==== SUPPLIED MATERIAL ====
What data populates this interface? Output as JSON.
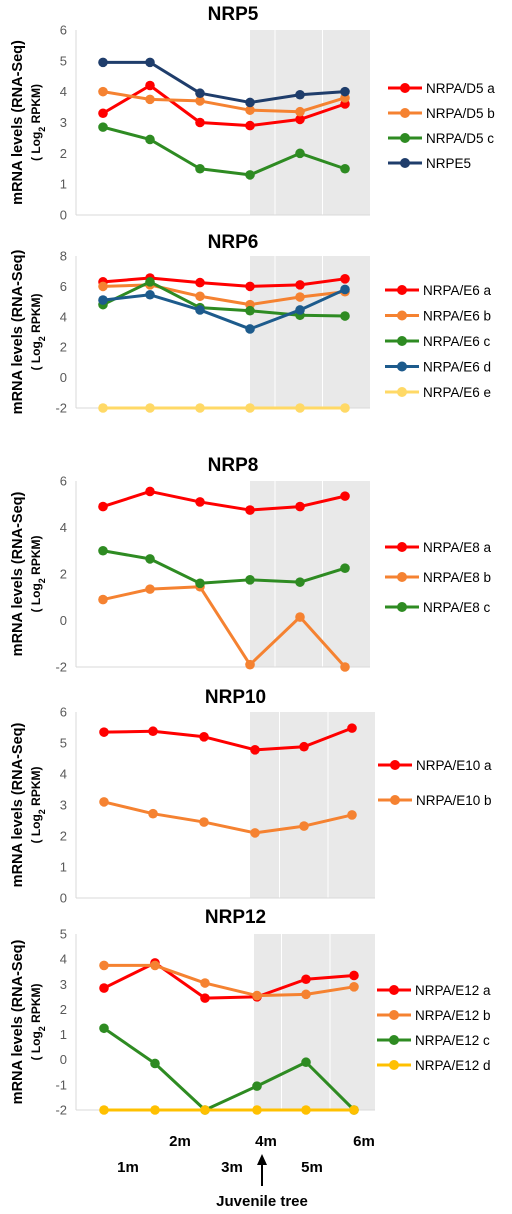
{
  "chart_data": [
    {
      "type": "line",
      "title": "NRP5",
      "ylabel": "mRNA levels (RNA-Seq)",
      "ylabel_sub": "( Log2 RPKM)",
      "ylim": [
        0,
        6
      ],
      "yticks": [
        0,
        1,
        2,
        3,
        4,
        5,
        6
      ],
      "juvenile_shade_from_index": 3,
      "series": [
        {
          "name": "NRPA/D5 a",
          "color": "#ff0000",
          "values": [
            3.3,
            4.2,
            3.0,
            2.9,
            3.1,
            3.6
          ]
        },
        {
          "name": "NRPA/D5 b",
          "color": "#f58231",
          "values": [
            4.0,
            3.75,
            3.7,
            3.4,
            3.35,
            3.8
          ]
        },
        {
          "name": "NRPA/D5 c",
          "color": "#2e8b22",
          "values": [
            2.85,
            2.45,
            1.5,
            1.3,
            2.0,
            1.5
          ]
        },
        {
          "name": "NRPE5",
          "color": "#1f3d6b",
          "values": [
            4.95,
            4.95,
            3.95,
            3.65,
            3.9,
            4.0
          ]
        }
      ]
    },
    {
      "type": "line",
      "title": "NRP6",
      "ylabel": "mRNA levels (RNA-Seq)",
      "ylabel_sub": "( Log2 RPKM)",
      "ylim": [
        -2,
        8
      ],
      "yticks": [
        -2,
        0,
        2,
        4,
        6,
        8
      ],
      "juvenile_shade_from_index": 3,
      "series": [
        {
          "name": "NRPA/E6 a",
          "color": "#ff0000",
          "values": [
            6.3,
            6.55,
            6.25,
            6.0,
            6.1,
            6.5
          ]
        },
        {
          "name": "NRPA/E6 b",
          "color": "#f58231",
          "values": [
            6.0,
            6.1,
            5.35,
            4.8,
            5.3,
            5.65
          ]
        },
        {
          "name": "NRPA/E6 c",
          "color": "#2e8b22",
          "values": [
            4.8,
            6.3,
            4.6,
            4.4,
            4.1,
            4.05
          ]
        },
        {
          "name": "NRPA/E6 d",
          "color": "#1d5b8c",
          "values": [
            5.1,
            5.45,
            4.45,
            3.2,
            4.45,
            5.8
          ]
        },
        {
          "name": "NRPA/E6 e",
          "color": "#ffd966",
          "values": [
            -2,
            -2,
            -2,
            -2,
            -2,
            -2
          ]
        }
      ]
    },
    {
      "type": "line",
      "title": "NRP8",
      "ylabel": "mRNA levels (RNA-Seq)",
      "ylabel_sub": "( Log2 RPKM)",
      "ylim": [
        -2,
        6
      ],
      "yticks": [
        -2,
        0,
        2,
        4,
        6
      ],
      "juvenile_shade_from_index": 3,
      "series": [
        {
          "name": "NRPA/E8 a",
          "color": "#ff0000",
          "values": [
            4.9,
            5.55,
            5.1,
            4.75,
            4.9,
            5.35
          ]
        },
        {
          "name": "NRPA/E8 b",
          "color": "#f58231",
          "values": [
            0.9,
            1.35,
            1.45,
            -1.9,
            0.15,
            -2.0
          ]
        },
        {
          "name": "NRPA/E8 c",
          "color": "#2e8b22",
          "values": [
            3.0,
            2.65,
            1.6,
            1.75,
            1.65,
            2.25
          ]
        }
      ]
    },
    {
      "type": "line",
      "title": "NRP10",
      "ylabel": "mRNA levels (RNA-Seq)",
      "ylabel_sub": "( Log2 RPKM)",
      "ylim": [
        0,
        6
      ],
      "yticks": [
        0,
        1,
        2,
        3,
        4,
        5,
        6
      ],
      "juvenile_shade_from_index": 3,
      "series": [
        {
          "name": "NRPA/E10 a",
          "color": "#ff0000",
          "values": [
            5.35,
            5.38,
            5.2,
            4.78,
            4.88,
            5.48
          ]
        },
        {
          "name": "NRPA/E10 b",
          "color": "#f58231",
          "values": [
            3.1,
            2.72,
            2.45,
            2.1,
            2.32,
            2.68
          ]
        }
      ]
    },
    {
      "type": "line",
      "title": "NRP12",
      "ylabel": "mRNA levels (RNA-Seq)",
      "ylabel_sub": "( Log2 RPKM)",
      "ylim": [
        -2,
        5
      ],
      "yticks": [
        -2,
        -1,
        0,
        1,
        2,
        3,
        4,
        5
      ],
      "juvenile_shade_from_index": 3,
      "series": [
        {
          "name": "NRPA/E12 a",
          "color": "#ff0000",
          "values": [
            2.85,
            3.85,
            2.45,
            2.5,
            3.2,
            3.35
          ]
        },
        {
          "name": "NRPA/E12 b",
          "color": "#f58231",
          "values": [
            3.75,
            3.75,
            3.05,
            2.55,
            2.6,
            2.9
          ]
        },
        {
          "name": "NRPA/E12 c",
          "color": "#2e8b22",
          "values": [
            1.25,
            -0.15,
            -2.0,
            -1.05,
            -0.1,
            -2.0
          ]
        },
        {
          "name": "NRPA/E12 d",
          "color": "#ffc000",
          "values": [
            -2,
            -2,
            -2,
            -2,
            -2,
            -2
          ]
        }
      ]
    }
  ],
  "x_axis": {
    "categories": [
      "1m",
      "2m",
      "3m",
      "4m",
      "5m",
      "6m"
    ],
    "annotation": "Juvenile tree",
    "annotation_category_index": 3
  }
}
====
==== SUPPLIED MATERIAL ====
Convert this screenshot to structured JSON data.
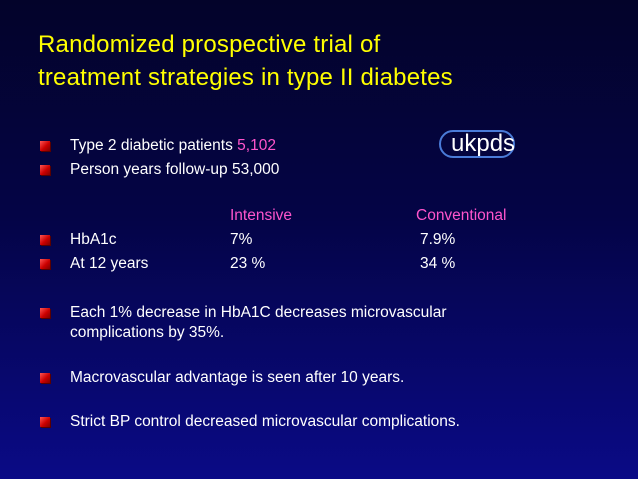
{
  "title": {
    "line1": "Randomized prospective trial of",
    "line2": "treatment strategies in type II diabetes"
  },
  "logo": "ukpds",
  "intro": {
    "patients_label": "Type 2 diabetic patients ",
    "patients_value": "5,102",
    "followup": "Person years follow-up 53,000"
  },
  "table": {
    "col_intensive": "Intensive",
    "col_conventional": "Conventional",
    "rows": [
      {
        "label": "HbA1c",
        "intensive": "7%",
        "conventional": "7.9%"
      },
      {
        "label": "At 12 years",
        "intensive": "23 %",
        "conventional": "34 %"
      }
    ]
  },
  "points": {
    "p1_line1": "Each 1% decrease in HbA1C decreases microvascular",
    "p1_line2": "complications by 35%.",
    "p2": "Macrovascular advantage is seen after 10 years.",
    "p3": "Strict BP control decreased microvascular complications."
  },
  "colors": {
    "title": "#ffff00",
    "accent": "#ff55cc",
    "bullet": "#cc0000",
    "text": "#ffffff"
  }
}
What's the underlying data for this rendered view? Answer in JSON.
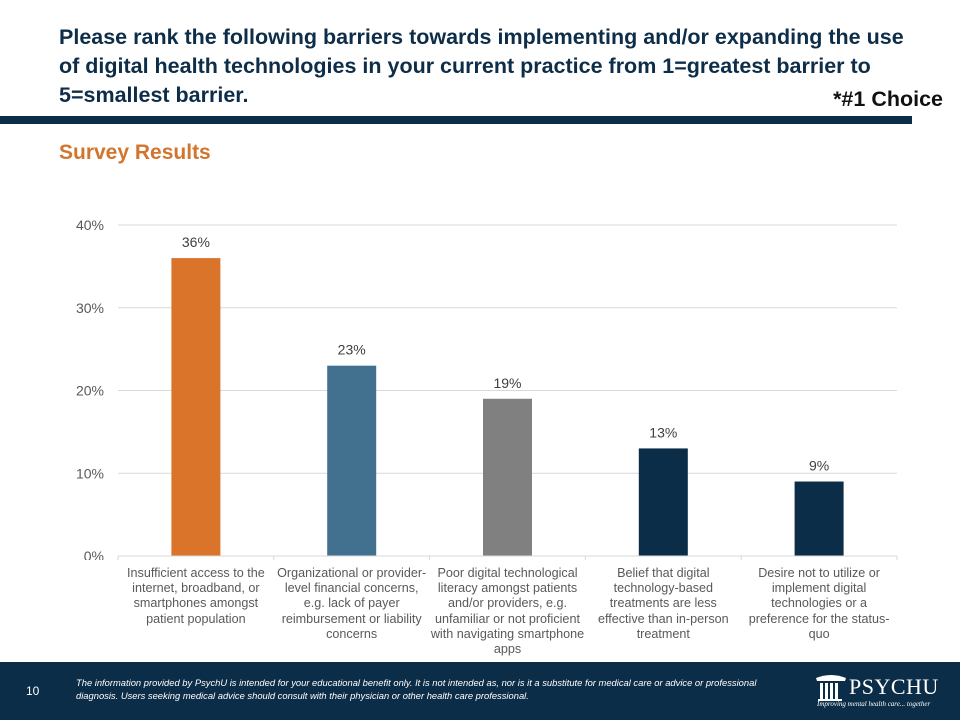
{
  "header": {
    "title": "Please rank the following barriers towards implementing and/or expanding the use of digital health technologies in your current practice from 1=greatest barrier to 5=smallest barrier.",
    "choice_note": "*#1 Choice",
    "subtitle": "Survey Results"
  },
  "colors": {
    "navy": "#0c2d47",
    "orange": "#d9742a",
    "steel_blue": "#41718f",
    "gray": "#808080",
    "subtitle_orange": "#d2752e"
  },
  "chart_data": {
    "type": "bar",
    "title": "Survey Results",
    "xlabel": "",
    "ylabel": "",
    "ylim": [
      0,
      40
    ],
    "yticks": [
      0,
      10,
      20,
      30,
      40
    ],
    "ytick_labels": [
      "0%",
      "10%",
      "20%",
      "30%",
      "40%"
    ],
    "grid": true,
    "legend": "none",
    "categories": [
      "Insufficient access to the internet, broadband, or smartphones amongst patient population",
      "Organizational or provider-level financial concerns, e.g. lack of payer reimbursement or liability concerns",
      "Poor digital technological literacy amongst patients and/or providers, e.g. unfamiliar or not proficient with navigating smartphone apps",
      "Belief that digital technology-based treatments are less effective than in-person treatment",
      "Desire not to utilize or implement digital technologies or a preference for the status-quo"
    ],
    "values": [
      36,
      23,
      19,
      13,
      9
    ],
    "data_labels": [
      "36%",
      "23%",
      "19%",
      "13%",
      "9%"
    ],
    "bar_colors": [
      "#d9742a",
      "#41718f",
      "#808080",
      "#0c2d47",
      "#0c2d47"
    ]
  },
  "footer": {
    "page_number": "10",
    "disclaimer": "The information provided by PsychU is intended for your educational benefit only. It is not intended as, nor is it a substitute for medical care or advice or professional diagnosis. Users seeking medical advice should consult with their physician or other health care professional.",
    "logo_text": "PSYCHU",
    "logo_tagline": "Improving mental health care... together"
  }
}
====
**WORK INSTRUCTIONS**: Your answer must consist of every line from the listing that holds the string "microvascular".

**REPLY TO THE EXERCISE**:
    "p1_line1": "Each 1% decrease in HbA1C decreases microvascular",
    "p3": "Strict BP control decreased microvascular complications."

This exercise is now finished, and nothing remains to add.